## Begin

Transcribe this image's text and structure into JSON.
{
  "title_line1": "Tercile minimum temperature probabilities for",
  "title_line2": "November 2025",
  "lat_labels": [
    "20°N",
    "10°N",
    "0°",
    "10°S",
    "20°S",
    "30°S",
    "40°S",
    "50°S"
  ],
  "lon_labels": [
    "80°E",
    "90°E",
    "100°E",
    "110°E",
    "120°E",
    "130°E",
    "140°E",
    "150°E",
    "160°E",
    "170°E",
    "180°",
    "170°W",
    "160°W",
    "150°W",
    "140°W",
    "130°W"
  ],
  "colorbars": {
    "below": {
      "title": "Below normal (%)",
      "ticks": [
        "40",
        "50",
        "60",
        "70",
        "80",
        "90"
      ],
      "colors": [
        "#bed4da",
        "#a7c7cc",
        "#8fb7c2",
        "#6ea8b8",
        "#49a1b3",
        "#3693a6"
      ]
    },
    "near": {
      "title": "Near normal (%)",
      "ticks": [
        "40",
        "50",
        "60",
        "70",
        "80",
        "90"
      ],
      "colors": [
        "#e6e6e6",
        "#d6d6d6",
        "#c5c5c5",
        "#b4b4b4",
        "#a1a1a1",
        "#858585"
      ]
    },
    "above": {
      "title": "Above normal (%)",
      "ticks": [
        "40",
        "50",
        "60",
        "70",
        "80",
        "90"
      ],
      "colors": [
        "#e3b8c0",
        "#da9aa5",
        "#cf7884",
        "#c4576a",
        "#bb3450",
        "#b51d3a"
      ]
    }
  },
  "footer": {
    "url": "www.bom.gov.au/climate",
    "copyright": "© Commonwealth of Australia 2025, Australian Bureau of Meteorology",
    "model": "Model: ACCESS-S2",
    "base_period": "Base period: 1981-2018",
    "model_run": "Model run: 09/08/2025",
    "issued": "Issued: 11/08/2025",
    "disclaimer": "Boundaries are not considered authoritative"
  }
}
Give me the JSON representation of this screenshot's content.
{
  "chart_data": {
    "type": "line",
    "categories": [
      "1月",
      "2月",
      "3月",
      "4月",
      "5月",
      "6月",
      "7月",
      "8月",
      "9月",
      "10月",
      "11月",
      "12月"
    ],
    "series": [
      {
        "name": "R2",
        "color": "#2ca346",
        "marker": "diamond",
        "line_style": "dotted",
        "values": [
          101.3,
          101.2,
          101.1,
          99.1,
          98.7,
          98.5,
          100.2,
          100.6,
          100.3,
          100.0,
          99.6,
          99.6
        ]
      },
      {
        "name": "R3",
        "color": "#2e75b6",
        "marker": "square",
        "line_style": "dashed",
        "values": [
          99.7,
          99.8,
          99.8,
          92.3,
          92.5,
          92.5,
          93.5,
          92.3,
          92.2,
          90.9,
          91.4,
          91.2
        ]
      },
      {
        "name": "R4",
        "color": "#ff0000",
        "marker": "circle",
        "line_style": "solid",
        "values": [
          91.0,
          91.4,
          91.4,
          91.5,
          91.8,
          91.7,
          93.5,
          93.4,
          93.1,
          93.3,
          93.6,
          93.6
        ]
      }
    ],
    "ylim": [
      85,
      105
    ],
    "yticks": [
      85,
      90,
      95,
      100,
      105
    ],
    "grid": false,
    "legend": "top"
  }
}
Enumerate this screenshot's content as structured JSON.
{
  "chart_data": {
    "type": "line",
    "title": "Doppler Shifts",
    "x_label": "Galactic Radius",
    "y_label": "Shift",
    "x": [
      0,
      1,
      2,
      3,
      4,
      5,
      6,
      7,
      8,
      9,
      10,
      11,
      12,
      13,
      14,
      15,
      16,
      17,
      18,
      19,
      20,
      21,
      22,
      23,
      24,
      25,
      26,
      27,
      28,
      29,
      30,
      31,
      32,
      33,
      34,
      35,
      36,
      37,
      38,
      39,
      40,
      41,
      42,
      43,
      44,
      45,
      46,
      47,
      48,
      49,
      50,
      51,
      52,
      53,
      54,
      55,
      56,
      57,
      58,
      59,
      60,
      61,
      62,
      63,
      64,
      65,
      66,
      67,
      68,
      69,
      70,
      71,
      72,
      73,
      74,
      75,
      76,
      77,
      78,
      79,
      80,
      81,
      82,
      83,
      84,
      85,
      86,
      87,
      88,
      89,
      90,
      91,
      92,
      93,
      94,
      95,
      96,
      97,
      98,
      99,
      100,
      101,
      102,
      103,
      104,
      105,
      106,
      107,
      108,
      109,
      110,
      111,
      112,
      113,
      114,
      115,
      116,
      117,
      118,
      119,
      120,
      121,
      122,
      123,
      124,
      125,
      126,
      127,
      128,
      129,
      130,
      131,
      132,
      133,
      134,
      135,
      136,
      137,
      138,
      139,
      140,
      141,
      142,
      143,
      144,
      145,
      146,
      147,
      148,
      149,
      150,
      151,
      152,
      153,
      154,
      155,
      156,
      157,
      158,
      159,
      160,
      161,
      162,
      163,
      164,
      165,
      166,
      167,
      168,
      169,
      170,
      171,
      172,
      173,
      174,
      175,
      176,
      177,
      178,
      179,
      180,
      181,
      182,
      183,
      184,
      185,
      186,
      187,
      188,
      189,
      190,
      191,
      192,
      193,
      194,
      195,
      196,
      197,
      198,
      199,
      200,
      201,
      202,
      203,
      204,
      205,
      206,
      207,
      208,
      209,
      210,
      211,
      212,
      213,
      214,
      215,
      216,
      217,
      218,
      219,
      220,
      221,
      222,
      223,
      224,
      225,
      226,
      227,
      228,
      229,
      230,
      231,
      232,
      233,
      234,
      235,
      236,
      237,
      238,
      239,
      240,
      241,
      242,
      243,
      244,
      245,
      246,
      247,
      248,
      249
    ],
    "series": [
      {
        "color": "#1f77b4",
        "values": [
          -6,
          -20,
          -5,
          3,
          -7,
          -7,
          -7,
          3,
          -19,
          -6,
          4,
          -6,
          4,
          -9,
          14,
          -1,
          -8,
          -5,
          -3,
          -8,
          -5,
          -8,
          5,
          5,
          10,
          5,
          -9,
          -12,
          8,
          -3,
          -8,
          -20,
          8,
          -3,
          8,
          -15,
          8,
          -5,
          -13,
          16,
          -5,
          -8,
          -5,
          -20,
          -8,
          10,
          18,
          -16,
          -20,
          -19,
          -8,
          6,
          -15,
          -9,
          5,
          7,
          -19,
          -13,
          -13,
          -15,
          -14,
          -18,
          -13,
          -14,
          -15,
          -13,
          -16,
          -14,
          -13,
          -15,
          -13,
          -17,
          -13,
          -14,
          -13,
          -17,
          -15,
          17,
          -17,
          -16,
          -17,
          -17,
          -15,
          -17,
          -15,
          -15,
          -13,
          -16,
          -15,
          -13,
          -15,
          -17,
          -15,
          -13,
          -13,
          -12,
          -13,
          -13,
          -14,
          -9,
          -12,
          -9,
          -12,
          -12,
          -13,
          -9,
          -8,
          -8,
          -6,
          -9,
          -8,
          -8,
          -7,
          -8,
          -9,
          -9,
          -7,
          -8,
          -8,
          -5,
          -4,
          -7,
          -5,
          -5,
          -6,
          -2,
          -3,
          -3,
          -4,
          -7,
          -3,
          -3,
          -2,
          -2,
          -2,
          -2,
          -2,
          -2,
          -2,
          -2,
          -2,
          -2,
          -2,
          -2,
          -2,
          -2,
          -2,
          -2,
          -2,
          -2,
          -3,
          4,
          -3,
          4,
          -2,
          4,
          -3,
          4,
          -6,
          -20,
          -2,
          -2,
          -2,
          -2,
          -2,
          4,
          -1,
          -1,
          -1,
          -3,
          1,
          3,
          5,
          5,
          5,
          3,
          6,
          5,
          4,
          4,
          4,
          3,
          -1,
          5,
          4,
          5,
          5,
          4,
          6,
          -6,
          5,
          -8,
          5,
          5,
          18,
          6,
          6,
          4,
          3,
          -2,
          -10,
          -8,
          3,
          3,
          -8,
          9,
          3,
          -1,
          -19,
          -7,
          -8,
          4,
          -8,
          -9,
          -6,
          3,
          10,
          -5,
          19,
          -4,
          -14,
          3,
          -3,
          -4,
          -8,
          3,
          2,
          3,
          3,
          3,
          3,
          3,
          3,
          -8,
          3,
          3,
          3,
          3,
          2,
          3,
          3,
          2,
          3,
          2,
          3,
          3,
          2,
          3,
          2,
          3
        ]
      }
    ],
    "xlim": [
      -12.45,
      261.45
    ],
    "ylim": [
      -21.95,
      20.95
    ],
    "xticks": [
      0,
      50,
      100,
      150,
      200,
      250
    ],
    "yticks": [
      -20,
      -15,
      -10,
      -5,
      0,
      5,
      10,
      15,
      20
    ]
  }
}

## End

Copy out every line of the material above that mentions the word "screenshot".

Give me the JSON representation of this screenshot's content.
Enumerate this screenshot's content as structured JSON.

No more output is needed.